[Element location listings]
·····

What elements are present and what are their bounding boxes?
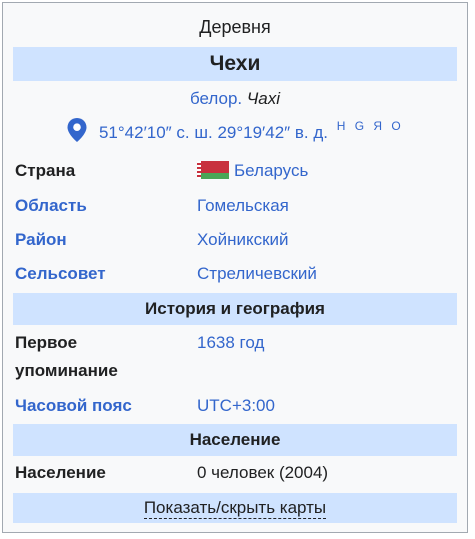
section-title: История и география [145,299,325,318]
selsovet-link[interactable]: Стреличевский [197,260,317,288]
row-population: Население 0 человек (2004) [13,459,457,489]
toggle-maps-row: Показать/скрыть карты [13,493,457,523]
row-label-link[interactable]: Область [15,192,87,220]
row-label-first-mention-1: Первое [15,333,78,352]
row-first-mention: Первое упоминание 1638 год [13,329,457,387]
row-label: Страна [15,161,76,180]
native-name: Чахі [246,89,281,108]
toggle-maps-button[interactable]: Показать/скрыть карты [143,498,327,519]
section-header-history: История и география [13,293,457,325]
native-lang-link[interactable]: белор. [190,89,242,108]
row-label-link[interactable]: Сельсовет [15,260,106,288]
region-link[interactable]: Гомельская [197,192,289,220]
row-country: Страна Беларусь [13,157,457,187]
row-district: Район Хойникский [13,226,457,256]
map-service-links[interactable]: H G Я O [337,119,404,133]
first-mention-link[interactable]: 1638 год [197,329,264,357]
section-header-population: Население [13,424,457,456]
infobox: Деревня Чехи белор. Чахі 51°42′10″ с. ш.… [2,2,468,533]
population-value: 0 человек (2004) [197,463,329,482]
coordinates-link[interactable]: 51°42′10″ с. ш. 29°19′42″ в. д. [99,123,328,142]
row-label: Население [15,463,106,482]
district-link[interactable]: Хойникский [197,226,289,254]
map-pin-icon[interactable] [66,117,88,148]
section-title: Население [189,430,281,449]
row-label-link[interactable]: Часовой пояс [15,392,132,420]
page-title: Чехи [13,47,457,81]
belarus-flag-icon[interactable] [197,161,229,179]
infobox-above: Деревня [199,17,271,37]
native-name-line: белор. Чахі [3,89,467,109]
title-text: Чехи [209,52,261,75]
row-region: Область Гомельская [13,192,457,222]
timezone-link[interactable]: UTC+3:00 [197,392,275,420]
row-selsovet: Сельсовет Стреличевский [13,260,457,290]
coordinates-line: 51°42′10″ с. ш. 29°19′42″ в. д. H G Я O [3,117,467,148]
country-link[interactable]: Беларусь [234,161,308,180]
row-label-link[interactable]: Район [15,226,67,254]
row-timezone: Часовой пояс UTC+3:00 [13,392,457,422]
row-label-first-mention-2: упоминание [15,361,118,380]
row-value-country[interactable]: Беларусь [197,157,308,185]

·····

▶ Task prompt
Return every line of the rows above word for word, omitting the pictures.

▶ Solution to the problem
What elements are present and what are their bounding boxes?
section-title: История и география [145,299,325,318]
selsovet-link[interactable]: Стреличевский [197,260,317,288]
row-population: Население 0 человек (2004) [13,459,457,489]
toggle-maps-row: Показать/скрыть карты [13,493,457,523]
row-label-link[interactable]: Область [15,192,87,220]
row-label-first-mention-1: Первое [15,333,78,352]
row-first-mention: Первое упоминание 1638 год [13,329,457,387]
row-label: Страна [15,161,76,180]
native-name: Чахі [246,89,281,108]
toggle-maps-button[interactable]: Показать/скрыть карты [143,498,327,519]
section-header-history: История и география [13,293,457,325]
native-lang-link[interactable]: белор. [190,89,242,108]
row-label-link[interactable]: Сельсовет [15,260,106,288]
region-link[interactable]: Гомельская [197,192,289,220]
row-country: Страна Беларусь [13,157,457,187]
row-district: Район Хойникский [13,226,457,256]
map-service-links[interactable]: H G Я O [337,119,404,133]
first-mention-link[interactable]: 1638 год [197,329,264,357]
section-header-population: Население [13,424,457,456]
infobox: Деревня Чехи белор. Чахі 51°42′10″ с. ш.… [2,2,468,533]
population-value: 0 человек (2004) [197,463,329,482]
coordinates-link[interactable]: 51°42′10″ с. ш. 29°19′42″ в. д. [99,123,328,142]
row-label: Население [15,463,106,482]
district-link[interactable]: Хойникский [197,226,289,254]
map-pin-icon[interactable] [66,117,88,148]
section-title: Население [189,430,281,449]
row-label-link[interactable]: Часовой пояс [15,392,132,420]
page-title: Чехи [13,47,457,81]
belarus-flag-icon[interactable] [197,161,229,179]
infobox-above: Деревня [199,17,271,37]
native-name-line: белор. Чахі [3,89,467,109]
title-text: Чехи [209,52,261,75]
row-region: Область Гомельская [13,192,457,222]
timezone-link[interactable]: UTC+3:00 [197,392,275,420]
row-selsovet: Сельсовет Стреличевский [13,260,457,290]
coordinates-line: 51°42′10″ с. ш. 29°19′42″ в. д. H G Я O [3,117,467,148]
country-link[interactable]: Беларусь [234,161,308,180]
row-label-link[interactable]: Район [15,226,67,254]
row-timezone: Часовой пояс UTC+3:00 [13,392,457,422]
row-label-first-mention-2: упоминание [15,361,118,380]
row-value-country[interactable]: Беларусь [197,157,308,185]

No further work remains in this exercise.